**What you should do:** Count how many lines have the word "name" in them. Reply with that number by itself.

- - - - -

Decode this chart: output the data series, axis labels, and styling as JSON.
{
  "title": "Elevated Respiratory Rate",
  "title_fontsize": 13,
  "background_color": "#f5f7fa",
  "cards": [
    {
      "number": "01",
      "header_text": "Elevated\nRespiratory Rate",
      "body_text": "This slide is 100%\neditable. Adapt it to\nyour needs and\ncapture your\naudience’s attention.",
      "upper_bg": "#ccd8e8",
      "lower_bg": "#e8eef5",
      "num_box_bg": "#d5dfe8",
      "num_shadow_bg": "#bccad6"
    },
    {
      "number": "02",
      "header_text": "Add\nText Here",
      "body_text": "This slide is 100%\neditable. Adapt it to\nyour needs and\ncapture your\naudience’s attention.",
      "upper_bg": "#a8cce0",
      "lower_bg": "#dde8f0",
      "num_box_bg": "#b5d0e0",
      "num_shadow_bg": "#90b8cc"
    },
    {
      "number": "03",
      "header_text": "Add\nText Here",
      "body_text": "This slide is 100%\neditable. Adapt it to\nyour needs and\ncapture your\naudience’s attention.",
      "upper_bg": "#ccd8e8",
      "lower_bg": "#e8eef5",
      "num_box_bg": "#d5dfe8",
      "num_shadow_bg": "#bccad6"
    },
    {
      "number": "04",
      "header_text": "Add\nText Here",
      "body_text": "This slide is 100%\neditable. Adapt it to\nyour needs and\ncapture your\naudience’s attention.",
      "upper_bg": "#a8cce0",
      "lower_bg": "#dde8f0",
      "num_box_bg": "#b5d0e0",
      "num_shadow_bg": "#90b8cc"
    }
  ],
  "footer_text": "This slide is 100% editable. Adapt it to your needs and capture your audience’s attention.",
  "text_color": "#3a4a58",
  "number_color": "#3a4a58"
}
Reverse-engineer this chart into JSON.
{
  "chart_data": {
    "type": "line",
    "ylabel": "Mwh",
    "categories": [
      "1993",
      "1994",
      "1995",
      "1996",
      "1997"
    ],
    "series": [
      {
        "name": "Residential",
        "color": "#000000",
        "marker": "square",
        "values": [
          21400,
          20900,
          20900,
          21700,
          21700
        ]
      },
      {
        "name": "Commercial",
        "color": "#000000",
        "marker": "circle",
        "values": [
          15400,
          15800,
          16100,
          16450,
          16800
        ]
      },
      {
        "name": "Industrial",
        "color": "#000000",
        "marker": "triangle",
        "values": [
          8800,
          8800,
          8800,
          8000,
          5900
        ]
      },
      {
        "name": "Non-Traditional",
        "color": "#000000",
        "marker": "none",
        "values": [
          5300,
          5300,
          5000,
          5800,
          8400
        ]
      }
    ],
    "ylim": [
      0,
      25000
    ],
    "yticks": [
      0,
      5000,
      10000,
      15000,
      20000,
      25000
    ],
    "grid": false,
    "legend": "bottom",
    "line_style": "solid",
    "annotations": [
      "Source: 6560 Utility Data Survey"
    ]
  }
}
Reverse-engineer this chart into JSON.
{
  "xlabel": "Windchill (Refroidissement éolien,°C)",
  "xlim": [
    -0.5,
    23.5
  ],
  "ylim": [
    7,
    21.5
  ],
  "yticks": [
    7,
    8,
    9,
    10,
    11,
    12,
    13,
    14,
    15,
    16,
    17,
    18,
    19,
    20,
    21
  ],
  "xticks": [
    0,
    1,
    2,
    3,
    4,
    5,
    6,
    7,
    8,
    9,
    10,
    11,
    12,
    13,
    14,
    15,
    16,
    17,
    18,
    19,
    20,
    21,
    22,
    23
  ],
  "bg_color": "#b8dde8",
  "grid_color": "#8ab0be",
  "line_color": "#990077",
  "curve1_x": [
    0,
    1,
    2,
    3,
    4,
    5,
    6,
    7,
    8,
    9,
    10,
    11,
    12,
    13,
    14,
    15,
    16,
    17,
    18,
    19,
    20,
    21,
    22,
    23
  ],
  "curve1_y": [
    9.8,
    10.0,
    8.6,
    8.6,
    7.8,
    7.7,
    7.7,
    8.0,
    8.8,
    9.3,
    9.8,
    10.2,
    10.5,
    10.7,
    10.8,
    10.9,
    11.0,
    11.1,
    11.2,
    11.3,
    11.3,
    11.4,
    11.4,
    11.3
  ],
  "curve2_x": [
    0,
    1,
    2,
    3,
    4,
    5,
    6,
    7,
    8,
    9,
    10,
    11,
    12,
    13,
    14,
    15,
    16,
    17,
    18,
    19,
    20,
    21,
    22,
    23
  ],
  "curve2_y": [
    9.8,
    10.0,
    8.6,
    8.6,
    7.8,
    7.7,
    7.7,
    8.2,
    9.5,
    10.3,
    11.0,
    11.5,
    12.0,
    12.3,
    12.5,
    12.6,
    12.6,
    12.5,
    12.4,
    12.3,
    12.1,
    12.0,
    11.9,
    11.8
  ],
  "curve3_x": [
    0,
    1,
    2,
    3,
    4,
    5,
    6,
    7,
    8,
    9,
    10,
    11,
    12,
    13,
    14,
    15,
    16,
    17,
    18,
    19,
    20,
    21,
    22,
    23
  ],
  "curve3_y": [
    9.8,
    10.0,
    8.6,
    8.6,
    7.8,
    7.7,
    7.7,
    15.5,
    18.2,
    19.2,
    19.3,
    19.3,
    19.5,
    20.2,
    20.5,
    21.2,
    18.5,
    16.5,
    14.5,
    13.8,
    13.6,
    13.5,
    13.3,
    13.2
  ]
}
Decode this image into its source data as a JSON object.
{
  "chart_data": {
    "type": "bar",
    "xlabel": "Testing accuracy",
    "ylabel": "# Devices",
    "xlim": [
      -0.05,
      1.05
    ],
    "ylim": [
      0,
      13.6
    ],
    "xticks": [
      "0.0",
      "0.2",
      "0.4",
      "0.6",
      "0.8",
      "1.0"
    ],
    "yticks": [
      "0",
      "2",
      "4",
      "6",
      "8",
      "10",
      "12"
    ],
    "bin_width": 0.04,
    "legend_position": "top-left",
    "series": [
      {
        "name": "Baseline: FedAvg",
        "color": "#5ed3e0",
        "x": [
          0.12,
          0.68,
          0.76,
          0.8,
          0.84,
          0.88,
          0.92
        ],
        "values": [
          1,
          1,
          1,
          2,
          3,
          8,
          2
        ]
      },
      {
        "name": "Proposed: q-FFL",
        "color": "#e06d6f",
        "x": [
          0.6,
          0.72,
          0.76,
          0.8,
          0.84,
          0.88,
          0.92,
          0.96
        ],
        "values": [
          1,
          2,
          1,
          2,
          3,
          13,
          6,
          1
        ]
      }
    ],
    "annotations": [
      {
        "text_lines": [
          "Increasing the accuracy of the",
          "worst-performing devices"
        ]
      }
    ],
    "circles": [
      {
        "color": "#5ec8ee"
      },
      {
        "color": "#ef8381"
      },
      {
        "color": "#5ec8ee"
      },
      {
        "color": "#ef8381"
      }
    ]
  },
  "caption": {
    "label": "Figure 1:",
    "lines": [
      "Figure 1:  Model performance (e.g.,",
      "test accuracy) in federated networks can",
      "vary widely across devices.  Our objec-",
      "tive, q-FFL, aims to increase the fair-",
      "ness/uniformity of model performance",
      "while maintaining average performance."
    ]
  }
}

- - - - -

**Task answer:** 6